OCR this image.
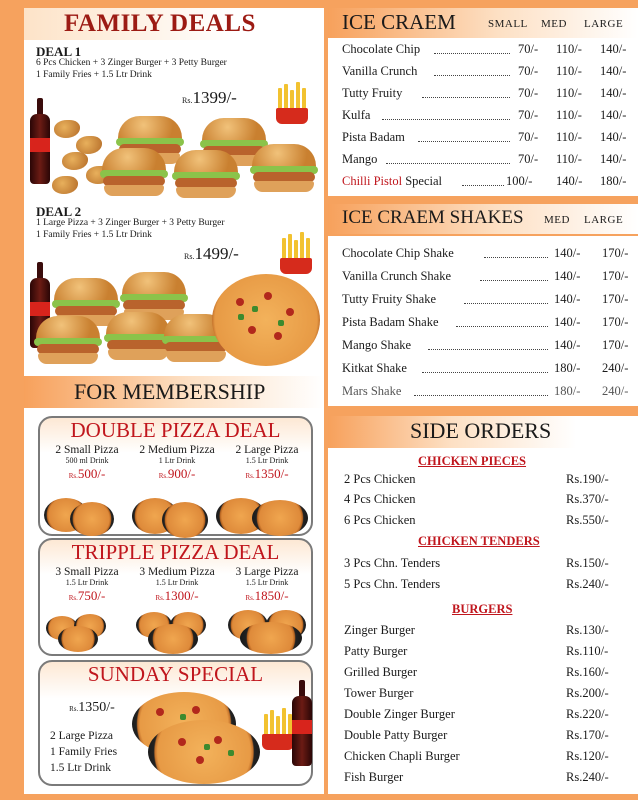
FAMILY DEALS
DEAL 1
6 Pcs Chicken + 3 Zinger Burger + 3 Petty Burger
1 Family Fries + 1.5 Ltr Drink
Rs.1399/-
DEAL 2
1 Large Pizza + 3 Zinger Burger + 3 Petty Burger
1 Family Fries + 1.5 Ltr Drink
Rs.1499/-
FOR MEMBERSHIP
DOUBLE PIZZA DEAL
2 Small Pizza
500 ml Drink
Rs.500/-
2 Medium Pizza
1 Ltr Drink
Rs.900/-
2 Large Pizza
1.5 Ltr Drink
Rs.1350/-
TRIPPLE PIZZA DEAL
3 Small Pizza
1.5 Ltr Drink
Rs.750/-
3 Medium Pizza
1.5 Ltr Drink
Rs.1300/-
3 Large Pizza
1.5 Ltr Drink
Rs.1850/-
SUNDAY SPECIAL
Rs.1350/-
2 Large Pizza
1 Family Fries
1.5 Ltr Drink
ICE CRAEM	SMALL MED LARGE
Chocolate Chip	70/- 110/- 140/-
Vanilla Crunch	70/- 110/- 140/-
Tutty Fruity	70/- 110/- 140/-
Kulfa	70/- 110/- 140/-
Pista Badam	70/- 110/- 140/-
Mango	70/- 110/- 140/-
Chilli Pistol Special	100/- 140/- 180/-
ICE CRAEM SHAKES MED LARGE
Chocolate Chip Shake	140/- 170/-
Vanilla Crunch Shake	140/- 170/-
Tutty Fruity Shake	140/- 170/-
Pista Badam Shake	140/- 170/-
Mango Shake	140/- 170/-
Kitkat Shake	180/- 240/-
Mars Shake	180/- 240/-
SIDE ORDERS
CHICKEN PIECES
2 Pcs Chicken	Rs.190/-
4 Pcs Chicken	Rs.370/-
6 Pcs Chicken	Rs.550/-
CHICKEN TENDERS
3 Pcs Chn. Tenders	Rs.150/-
5 Pcs Chn. Tenders	Rs.240/-
BURGERS
Zinger Burger	Rs.130/-
Patty Burger	Rs.110/-
Grilled Burger	Rs.160/-
Tower Burger	Rs.200/-
Double Zinger Burger	Rs.220/-
Double Patty Burger	Rs.170/-
Chicken Chapli Burger	Rs.120/-
Fish Burger	Rs.240/-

★ ★ ★ ★

Make an exact copy of the data above, pictures excluded.

* ANSWER FOR THE TASK *
OCR this image.
FAMILY DEALS
DEAL 1
6 Pcs Chicken + 3 Zinger Burger + 3 Petty Burger
1 Family Fries + 1.5 Ltr Drink
Rs.1399/-
DEAL 2
1 Large Pizza + 3 Zinger Burger + 3 Petty Burger
1 Family Fries + 1.5 Ltr Drink
Rs.1499/-
FOR MEMBERSHIP
DOUBLE PIZZA DEAL
2 Small Pizza
500 ml Drink
Rs.500/-
2 Medium Pizza
1 Ltr Drink
Rs.900/-
2 Large Pizza
1.5 Ltr Drink
Rs.1350/-
TRIPPLE PIZZA DEAL
3 Small Pizza
1.5 Ltr Drink
Rs.750/-
3 Medium Pizza
1.5 Ltr Drink
Rs.1300/-
3 Large Pizza
1.5 Ltr Drink
Rs.1850/-
SUNDAY SPECIAL
Rs.1350/-
2 Large Pizza
1 Family Fries
1.5 Ltr Drink
ICE CRAEM	SMALL MED LARGE
Chocolate Chip	70/- 110/- 140/-
Vanilla Crunch	70/- 110/- 140/-
Tutty Fruity	70/- 110/- 140/-
Kulfa	70/- 110/- 140/-
Pista Badam	70/- 110/- 140/-
Mango	70/- 110/- 140/-
Chilli Pistol Special	100/- 140/- 180/-
ICE CRAEM SHAKES MED LARGE
Chocolate Chip Shake	140/- 170/-
Vanilla Crunch Shake	140/- 170/-
Tutty Fruity Shake	140/- 170/-
Pista Badam Shake	140/- 170/-
Mango Shake	140/- 170/-
Kitkat Shake	180/- 240/-
Mars Shake	180/- 240/-
SIDE ORDERS
CHICKEN PIECES
2 Pcs Chicken	Rs.190/-
4 Pcs Chicken	Rs.370/-
6 Pcs Chicken	Rs.550/-
CHICKEN TENDERS
3 Pcs Chn. Tenders	Rs.150/-
5 Pcs Chn. Tenders	Rs.240/-
BURGERS
Zinger Burger	Rs.130/-
Patty Burger	Rs.110/-
Grilled Burger	Rs.160/-
Tower Burger	Rs.200/-
Double Zinger Burger	Rs.220/-
Double Patty Burger	Rs.170/-
Chicken Chapli Burger	Rs.120/-
Fish Burger	Rs.240/-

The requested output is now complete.